[Dataset items]
** Start **

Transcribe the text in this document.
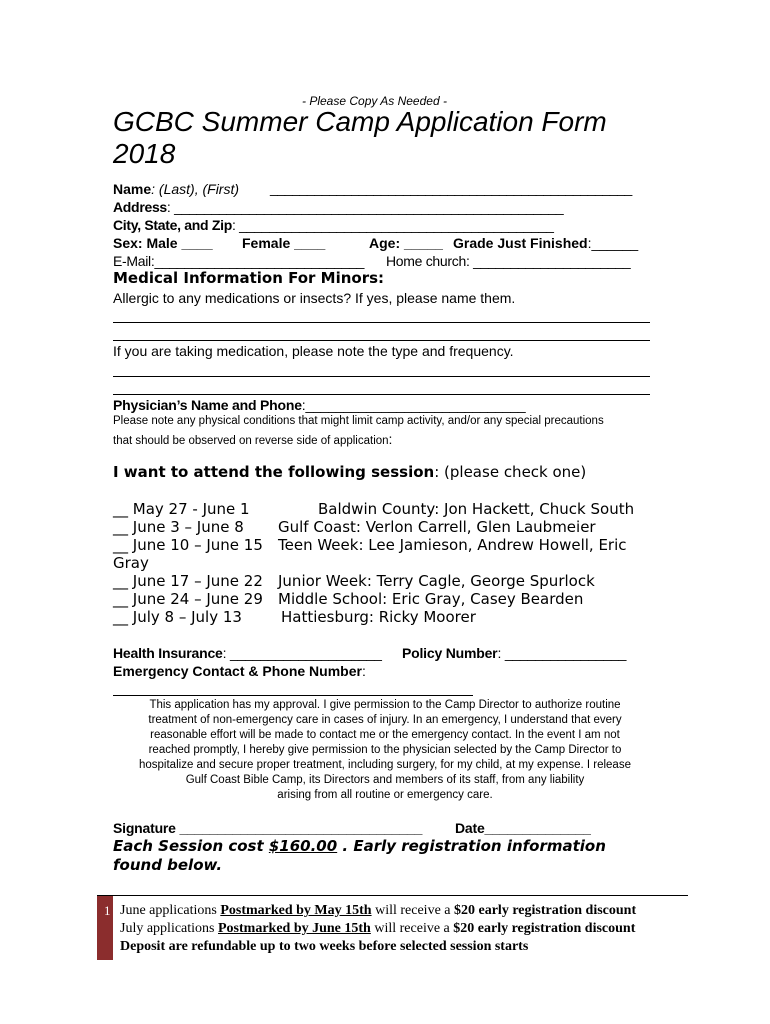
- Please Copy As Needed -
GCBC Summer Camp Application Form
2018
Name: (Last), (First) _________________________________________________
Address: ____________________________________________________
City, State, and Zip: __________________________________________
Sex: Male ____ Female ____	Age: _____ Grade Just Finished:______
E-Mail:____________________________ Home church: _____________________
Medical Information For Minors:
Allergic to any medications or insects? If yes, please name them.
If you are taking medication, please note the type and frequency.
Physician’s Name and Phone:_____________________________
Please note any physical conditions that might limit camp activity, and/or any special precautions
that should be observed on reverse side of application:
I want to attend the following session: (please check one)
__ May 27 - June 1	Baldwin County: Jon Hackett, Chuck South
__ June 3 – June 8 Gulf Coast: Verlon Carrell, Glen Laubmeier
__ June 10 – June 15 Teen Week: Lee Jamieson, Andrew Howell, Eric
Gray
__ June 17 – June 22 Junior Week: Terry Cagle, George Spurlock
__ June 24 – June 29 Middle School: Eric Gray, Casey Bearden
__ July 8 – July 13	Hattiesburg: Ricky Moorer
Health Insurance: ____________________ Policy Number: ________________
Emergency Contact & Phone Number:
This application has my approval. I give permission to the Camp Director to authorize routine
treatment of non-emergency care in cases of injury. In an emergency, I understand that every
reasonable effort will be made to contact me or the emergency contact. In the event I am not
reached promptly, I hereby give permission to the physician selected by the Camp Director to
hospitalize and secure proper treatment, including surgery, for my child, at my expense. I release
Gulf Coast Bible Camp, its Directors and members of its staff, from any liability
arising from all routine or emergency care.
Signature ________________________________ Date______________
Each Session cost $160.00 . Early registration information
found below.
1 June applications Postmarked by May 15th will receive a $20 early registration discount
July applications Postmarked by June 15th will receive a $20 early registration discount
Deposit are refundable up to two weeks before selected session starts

** End **
** Start **

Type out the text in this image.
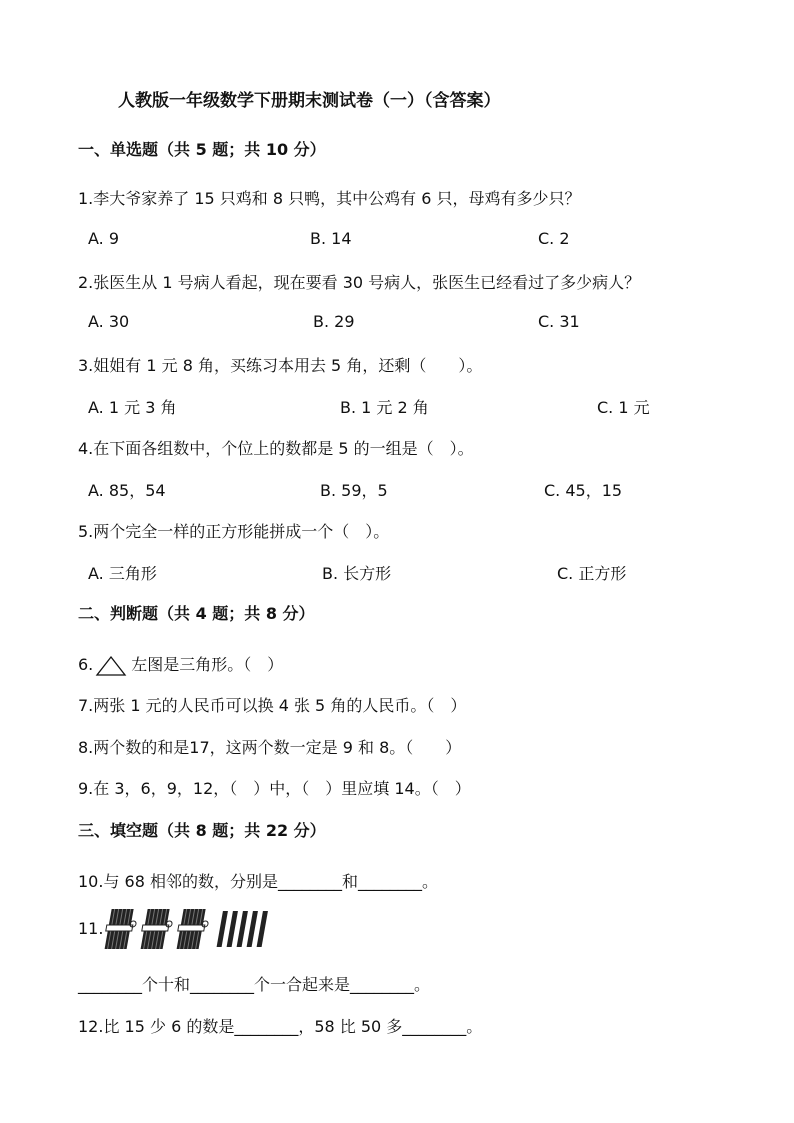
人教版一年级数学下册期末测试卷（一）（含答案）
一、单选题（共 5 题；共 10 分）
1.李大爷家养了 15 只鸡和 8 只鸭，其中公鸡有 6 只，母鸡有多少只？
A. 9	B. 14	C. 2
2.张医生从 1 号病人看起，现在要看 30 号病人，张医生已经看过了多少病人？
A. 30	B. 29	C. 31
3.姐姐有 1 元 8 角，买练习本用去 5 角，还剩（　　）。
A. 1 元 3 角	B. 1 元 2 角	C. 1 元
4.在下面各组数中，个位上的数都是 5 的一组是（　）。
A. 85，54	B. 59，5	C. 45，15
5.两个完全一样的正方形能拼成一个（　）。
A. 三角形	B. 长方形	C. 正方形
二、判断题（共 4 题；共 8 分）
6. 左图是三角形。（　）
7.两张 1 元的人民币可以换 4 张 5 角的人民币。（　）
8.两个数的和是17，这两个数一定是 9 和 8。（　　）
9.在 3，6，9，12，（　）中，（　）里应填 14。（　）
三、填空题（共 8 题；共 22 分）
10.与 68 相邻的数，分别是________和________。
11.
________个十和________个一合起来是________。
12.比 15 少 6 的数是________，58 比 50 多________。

** End **
** Start **

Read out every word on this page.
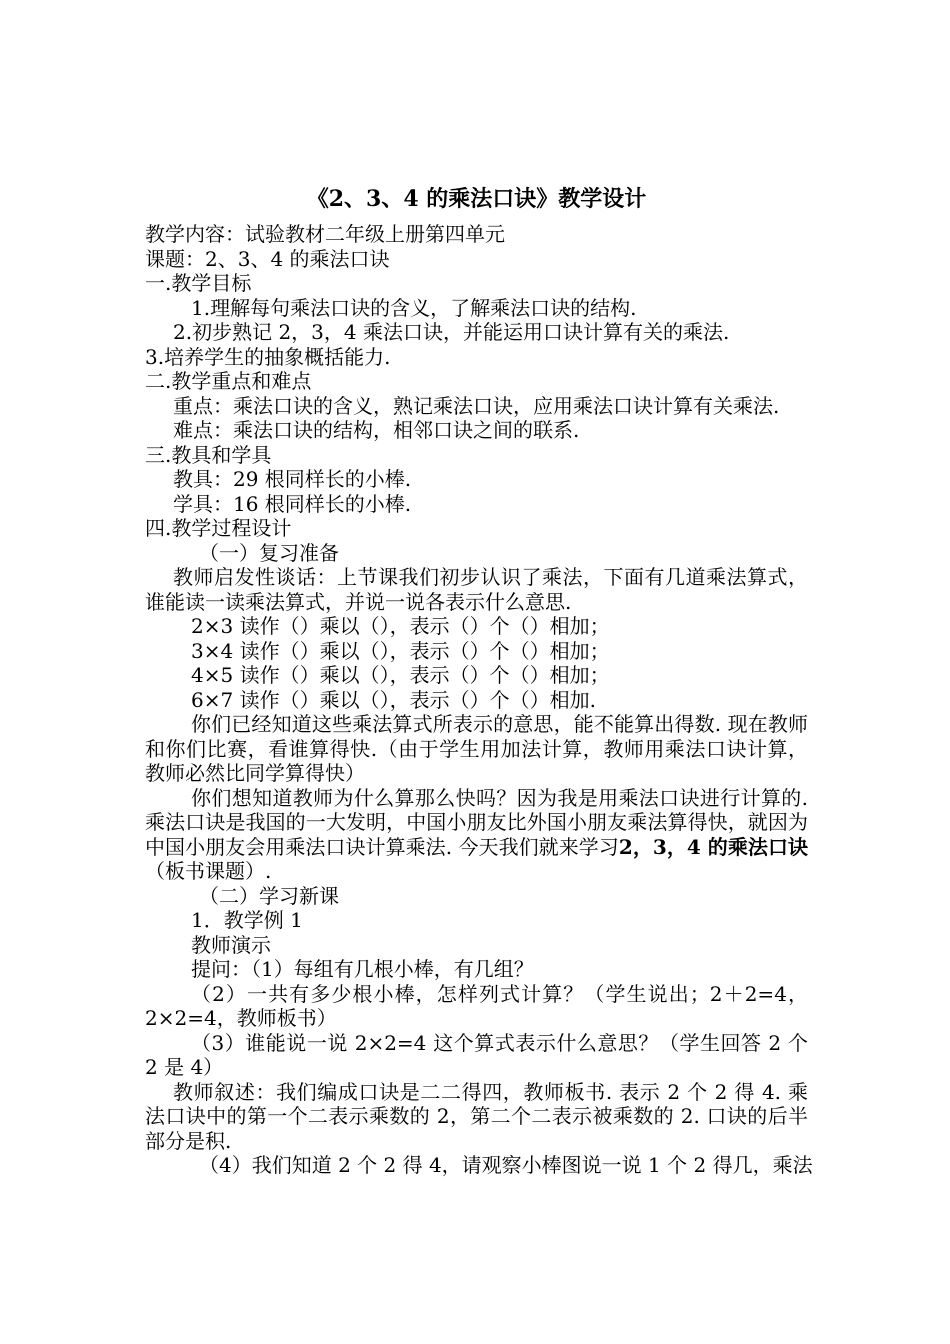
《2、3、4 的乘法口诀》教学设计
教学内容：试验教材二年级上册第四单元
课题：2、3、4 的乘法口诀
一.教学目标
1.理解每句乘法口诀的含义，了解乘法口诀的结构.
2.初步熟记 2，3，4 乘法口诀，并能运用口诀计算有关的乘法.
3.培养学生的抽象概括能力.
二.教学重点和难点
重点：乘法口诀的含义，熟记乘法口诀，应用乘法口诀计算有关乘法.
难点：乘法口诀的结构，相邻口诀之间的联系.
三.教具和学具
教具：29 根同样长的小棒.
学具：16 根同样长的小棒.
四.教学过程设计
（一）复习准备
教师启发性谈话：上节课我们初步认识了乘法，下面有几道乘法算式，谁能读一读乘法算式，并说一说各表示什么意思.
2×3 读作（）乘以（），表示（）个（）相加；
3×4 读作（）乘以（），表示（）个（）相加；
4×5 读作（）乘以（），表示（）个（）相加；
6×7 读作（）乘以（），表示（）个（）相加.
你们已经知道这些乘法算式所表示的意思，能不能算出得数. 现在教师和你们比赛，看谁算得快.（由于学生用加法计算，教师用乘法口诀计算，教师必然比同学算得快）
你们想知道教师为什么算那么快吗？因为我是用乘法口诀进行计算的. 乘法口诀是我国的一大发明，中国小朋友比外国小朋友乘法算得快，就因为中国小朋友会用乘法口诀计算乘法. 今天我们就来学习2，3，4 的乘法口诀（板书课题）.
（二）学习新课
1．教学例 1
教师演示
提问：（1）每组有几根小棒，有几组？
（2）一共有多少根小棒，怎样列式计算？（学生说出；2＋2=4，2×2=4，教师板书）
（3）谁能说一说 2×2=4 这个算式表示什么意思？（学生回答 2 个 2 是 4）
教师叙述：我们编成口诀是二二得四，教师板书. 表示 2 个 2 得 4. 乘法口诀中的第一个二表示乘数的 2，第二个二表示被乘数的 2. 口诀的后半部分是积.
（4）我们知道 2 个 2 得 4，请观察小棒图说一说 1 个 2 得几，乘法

** End **

- EXERCISE DIRECTIONS: Count every line in the listing above that holds "教师板书", then report only the count.

- WRITTEN SOLUTION: 2